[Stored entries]
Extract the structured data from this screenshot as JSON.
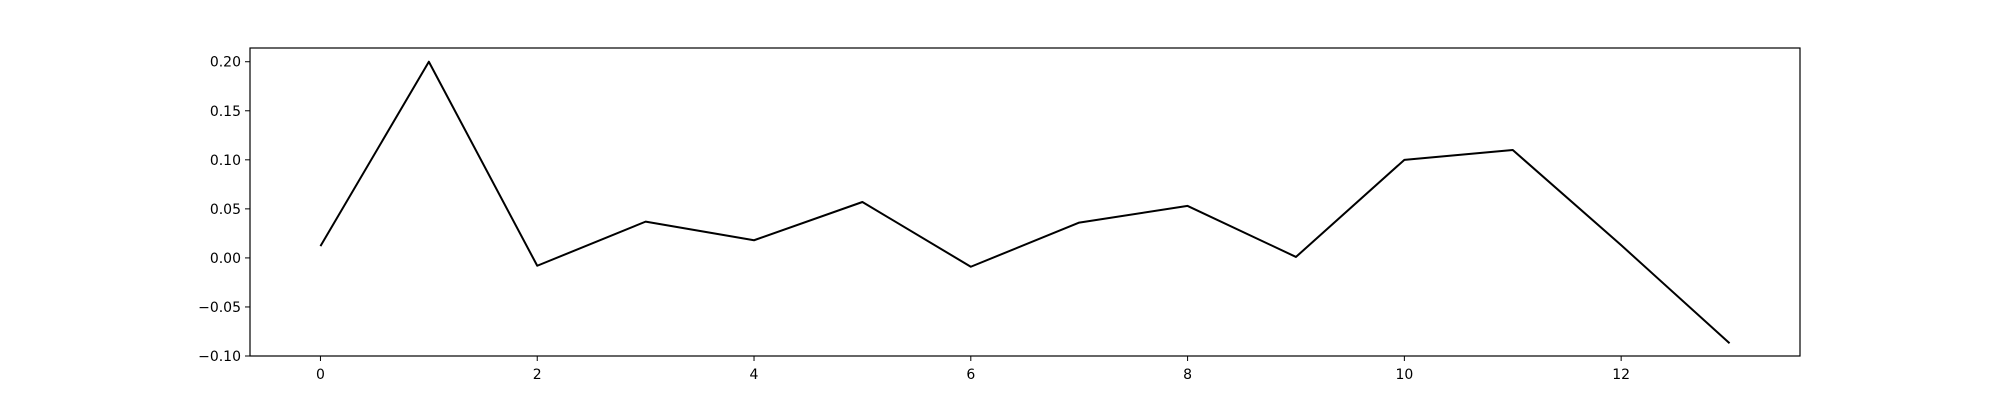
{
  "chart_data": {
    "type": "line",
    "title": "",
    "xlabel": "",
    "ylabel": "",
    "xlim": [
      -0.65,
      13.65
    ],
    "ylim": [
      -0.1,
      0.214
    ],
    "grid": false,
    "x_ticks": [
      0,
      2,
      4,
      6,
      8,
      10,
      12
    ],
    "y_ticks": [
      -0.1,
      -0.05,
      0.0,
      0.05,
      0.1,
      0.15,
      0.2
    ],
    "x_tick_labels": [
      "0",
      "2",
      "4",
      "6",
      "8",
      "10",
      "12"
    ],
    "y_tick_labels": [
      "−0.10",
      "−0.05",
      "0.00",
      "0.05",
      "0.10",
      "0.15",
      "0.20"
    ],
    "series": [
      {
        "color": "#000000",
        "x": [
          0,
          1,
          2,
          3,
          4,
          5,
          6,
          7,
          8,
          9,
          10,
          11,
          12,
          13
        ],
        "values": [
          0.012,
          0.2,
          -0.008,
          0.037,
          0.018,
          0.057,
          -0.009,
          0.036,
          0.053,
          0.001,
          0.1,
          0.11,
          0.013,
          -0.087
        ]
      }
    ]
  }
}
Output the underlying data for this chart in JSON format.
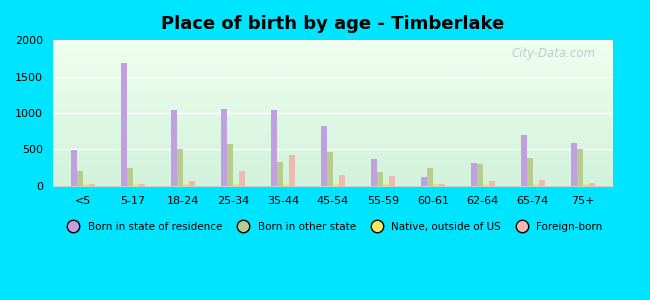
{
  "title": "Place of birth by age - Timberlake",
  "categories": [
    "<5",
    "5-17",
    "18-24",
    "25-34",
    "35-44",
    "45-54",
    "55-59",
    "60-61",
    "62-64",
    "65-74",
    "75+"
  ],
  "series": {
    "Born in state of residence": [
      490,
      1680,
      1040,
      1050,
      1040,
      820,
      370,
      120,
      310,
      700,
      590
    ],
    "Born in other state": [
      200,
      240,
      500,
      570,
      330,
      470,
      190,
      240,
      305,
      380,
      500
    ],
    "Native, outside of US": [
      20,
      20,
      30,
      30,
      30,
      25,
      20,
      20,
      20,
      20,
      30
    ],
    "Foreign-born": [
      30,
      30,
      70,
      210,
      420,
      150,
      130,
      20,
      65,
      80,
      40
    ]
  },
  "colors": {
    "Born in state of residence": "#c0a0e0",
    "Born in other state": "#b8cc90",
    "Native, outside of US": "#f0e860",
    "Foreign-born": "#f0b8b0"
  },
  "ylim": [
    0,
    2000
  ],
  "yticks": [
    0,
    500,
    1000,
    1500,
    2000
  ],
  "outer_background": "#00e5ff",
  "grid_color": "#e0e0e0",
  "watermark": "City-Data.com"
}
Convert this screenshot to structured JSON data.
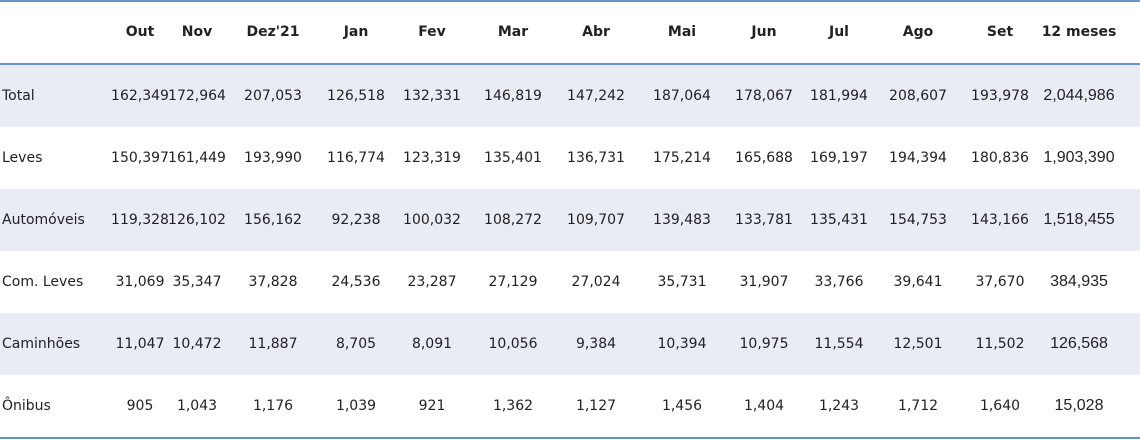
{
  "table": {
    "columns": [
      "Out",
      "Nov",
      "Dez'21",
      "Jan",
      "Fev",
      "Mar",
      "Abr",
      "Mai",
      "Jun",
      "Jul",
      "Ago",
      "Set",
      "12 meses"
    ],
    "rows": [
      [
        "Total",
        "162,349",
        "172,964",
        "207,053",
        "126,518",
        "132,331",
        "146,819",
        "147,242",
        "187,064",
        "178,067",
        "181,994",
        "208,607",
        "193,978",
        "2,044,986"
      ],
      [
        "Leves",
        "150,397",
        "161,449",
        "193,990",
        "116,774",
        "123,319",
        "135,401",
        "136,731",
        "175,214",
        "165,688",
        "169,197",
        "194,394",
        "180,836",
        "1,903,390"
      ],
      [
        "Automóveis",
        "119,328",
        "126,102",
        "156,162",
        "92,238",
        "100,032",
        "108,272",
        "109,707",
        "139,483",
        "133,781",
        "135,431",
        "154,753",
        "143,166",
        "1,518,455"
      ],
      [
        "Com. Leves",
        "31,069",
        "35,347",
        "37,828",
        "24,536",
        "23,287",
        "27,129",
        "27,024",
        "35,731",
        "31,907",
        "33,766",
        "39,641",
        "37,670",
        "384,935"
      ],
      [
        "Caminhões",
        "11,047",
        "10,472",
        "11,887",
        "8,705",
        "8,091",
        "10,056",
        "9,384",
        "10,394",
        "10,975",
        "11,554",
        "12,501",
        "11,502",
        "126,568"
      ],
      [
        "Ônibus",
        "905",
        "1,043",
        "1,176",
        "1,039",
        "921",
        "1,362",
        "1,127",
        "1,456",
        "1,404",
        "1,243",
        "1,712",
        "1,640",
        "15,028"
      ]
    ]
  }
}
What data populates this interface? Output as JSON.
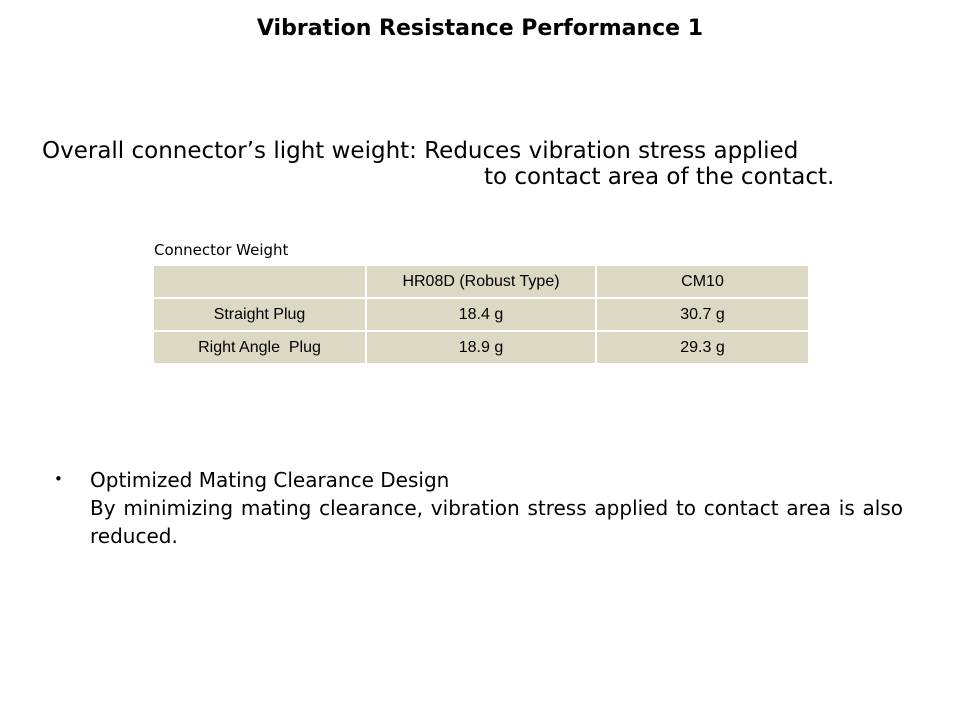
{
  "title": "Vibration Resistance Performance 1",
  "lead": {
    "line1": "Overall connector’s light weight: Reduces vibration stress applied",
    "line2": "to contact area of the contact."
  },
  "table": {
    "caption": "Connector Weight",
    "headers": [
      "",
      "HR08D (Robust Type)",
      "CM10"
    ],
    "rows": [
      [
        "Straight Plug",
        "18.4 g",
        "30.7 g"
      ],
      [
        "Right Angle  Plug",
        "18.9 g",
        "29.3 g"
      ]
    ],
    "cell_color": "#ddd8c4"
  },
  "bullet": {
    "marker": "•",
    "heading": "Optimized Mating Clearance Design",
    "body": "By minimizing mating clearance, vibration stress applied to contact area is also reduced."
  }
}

==

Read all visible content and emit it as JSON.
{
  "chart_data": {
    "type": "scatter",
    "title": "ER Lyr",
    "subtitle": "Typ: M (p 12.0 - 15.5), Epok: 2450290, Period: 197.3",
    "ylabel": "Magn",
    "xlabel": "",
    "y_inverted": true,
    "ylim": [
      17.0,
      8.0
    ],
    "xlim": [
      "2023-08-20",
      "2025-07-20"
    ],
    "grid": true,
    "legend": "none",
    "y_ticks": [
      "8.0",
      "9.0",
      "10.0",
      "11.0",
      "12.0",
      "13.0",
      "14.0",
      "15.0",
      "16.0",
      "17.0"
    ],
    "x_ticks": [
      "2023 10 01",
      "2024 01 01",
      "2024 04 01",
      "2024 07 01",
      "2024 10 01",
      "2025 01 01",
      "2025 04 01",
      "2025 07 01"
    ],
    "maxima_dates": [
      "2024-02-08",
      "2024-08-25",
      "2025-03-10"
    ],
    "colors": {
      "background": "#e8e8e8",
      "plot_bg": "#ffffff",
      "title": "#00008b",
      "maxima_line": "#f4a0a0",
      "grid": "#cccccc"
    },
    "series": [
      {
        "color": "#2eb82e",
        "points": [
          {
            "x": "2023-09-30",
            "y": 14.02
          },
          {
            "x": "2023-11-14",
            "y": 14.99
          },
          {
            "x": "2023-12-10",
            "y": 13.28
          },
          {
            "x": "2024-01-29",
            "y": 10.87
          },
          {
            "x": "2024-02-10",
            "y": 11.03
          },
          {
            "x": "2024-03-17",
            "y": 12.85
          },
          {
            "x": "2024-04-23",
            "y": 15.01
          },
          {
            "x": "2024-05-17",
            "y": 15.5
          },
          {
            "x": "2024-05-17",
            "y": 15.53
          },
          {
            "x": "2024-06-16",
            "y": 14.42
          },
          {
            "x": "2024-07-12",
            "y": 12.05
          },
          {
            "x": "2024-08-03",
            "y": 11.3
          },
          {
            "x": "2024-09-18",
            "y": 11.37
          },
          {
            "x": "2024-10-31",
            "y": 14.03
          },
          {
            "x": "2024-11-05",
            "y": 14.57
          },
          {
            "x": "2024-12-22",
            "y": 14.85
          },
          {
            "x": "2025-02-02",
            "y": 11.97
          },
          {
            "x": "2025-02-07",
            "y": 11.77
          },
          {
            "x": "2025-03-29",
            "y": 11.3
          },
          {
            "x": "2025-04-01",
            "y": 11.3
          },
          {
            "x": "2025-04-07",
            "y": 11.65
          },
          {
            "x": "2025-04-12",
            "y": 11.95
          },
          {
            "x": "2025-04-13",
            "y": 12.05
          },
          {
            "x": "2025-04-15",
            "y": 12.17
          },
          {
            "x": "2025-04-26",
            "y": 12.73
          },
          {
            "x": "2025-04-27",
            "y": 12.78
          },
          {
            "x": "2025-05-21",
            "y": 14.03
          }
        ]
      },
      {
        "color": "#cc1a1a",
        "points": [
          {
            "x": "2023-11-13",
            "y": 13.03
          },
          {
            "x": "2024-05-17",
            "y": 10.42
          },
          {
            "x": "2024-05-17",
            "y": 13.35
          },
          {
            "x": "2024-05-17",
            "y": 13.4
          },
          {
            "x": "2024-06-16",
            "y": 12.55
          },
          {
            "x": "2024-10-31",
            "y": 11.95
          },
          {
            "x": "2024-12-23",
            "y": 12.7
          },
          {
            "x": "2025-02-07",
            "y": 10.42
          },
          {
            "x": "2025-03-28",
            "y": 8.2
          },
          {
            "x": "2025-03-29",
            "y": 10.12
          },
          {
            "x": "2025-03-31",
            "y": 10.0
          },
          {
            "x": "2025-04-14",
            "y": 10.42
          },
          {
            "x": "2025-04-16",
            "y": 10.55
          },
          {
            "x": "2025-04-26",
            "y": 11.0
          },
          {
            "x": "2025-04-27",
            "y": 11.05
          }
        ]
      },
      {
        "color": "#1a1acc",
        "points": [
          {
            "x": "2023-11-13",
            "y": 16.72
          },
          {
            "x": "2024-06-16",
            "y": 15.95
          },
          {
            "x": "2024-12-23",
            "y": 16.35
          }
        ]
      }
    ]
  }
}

---

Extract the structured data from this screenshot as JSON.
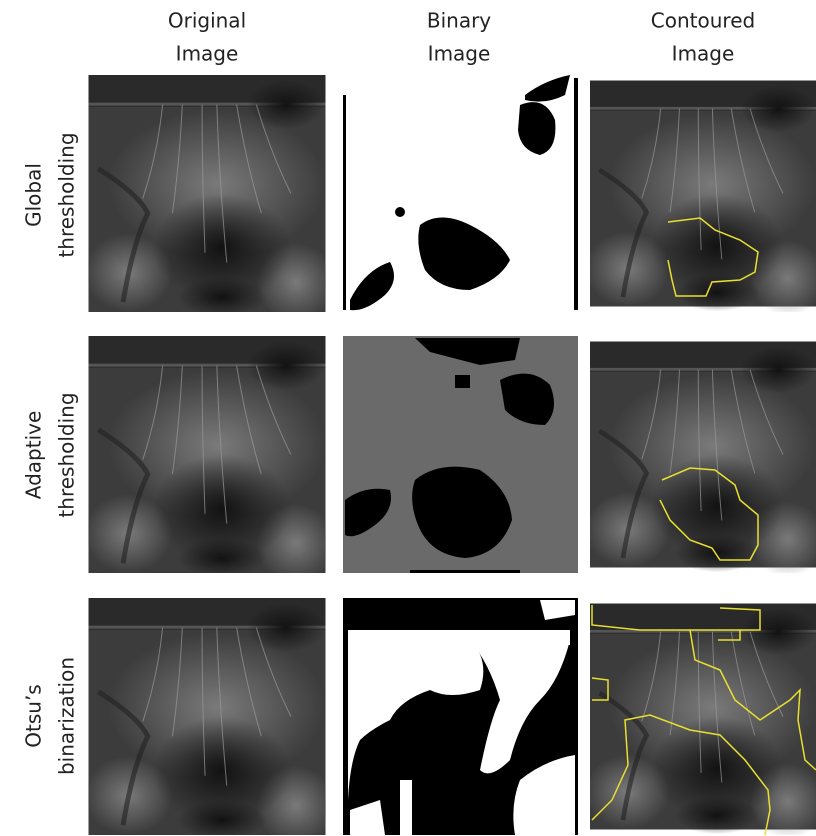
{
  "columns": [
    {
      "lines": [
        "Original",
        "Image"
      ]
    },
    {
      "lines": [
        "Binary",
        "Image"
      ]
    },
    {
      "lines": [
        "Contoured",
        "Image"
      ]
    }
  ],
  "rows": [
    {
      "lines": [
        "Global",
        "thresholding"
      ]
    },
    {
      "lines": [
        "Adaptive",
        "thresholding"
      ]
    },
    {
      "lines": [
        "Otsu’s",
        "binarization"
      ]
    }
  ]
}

YOUR INSTRUCTIONS |
Write down only the number of lines that contain the string "Native" in the listing.

ANSWER TO THIS TASK |
2